• Sayfa alıntısı:
Buradasınız
KESK’e Yönelik Saldırılara Tepkiler Büyüyor
AKP hükümeti “KCK Operasyonu” adı altında toplumun muhalif güçlerini sindirmek için saldırılarına devam ediyor. Ankara Cumhuriyet Başsavcılığının talimatıyla, 25 Haziranda sabah saatlerinde başta Ankara, İstanbul ve Diyarbakır olmak üzere birçok ilde ev baskınları düzenlendi, 58 KESK yönetici ve üyesi gözaltına alındı. Gözaltına alınanların arasında KESK Genel Başkanı Lami Özgen de yer alıyor. KESK Genel Merkezi’nin çağrısıyla İstanbul, Ankara, Mersin, Adana, Diyarbakır gibi pek çok kentte ev baskınları ve gözaltılar protesto edildi.
Ankara
Kızılay YKM binası önünde, saat 17.00’de bir araya gelen KESK’e bağlı sendikalarla emek ve demokrasi güçleri başbakanlığa yürüdü. Burada KESK adına bir basın açıklaması da yapıldı. Açıklamaya ayrıca BDP’li milletvekilleri Ayla Akat Ata, Hüsamettin Zemberlioğlu, İbrahim Binici ve Erol Dora da katıldı.

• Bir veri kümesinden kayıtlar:
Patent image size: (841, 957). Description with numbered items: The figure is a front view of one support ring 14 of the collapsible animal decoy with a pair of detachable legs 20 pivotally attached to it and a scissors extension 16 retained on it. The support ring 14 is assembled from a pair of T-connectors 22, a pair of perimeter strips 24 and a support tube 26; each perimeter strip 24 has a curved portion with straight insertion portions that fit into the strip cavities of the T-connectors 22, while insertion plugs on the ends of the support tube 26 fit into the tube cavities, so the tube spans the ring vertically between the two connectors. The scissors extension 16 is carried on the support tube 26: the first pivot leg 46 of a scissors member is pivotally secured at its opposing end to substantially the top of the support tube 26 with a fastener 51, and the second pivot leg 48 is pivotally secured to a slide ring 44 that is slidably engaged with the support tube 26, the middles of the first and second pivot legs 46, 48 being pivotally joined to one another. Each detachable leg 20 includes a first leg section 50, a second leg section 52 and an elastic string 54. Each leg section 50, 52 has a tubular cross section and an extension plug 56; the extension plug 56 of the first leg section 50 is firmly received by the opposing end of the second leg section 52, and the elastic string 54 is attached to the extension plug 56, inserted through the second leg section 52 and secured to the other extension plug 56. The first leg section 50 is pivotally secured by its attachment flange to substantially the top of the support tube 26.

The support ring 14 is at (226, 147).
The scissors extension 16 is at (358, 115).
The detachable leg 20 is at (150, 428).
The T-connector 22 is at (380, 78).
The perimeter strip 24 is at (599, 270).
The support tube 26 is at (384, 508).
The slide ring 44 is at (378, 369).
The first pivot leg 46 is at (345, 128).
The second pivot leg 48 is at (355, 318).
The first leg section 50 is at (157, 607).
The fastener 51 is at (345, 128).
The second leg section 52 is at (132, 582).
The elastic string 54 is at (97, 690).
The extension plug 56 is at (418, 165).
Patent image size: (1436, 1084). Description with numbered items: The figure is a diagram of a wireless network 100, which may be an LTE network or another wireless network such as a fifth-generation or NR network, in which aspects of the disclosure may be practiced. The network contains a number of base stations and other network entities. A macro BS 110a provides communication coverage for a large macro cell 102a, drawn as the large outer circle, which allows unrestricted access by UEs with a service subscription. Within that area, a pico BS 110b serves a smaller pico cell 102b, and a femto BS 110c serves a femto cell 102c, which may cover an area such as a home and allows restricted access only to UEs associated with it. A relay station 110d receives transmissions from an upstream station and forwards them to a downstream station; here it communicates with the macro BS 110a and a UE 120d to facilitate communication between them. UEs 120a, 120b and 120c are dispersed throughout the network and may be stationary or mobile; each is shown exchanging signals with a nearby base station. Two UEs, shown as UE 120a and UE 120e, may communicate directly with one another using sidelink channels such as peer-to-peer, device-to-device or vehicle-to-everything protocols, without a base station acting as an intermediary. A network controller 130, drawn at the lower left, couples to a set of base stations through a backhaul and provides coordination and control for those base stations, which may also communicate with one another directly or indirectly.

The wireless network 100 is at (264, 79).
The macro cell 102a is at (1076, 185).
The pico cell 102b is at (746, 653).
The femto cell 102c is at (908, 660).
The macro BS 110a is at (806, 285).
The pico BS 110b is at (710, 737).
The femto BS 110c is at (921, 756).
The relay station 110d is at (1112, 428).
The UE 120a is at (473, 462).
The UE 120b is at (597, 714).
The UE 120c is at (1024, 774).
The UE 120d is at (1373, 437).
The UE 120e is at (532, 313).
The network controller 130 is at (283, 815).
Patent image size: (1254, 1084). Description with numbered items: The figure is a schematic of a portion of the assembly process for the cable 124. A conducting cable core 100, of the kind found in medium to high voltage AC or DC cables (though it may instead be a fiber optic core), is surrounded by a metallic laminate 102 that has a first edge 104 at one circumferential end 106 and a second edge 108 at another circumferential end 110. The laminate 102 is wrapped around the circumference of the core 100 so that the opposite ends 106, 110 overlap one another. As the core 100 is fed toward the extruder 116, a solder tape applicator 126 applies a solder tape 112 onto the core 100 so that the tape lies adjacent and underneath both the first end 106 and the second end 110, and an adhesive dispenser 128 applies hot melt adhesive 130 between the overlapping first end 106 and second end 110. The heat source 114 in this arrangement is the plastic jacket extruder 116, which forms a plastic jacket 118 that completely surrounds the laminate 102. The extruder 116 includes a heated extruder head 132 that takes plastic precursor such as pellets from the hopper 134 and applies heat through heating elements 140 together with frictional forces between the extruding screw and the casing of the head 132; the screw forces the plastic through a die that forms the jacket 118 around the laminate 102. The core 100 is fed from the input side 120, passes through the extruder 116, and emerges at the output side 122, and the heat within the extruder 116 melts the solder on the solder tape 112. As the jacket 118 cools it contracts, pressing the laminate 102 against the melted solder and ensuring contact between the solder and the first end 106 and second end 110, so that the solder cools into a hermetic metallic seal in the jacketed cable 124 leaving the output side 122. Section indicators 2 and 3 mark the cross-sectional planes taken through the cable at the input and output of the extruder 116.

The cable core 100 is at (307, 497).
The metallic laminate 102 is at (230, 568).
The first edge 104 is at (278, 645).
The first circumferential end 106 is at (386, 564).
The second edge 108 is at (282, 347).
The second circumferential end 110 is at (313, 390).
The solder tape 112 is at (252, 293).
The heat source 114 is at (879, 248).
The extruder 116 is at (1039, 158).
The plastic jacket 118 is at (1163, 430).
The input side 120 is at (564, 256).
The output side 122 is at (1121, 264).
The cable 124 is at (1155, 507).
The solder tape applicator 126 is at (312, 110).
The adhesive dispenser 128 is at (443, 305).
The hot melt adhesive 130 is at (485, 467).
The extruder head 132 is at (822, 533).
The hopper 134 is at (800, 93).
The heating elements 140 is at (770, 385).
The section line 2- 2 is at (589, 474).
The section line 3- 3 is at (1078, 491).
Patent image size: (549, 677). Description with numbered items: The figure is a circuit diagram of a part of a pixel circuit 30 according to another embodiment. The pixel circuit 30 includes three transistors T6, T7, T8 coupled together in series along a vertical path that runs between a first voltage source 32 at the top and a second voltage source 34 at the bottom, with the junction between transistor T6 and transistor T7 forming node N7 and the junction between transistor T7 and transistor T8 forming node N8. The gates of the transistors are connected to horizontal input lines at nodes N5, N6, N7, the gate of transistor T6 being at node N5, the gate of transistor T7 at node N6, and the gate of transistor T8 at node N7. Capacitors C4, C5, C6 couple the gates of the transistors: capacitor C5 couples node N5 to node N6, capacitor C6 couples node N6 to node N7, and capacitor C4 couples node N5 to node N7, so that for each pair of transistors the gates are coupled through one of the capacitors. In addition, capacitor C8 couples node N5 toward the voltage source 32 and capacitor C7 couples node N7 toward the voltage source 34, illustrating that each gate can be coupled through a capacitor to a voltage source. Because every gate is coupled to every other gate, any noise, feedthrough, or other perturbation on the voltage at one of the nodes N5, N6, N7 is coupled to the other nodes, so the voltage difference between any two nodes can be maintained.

• Verilen görev:
KESK'e yönelik saldırılar hakkındaki metne göre şu soruları yanıtlayın:
(a) Ev baskınları hangi gün ve günün hangi saatlerinde düzenlendi?
(b) Kaç KESK yönetici ve üyesi gözaltına alındı?
(c) Ankara'da sendikalar ve emek ve demokrasi güçleri saat kaçta, nerede bir araya geldi?
Kayıtların burada hiçbir rolü yok.

• Örnek çözüm:
(a) 25 Haziranda, sabah saatlerinde.
(b) 58.
(c) Saat 17.00'de, Kızılay YKM binası önünde.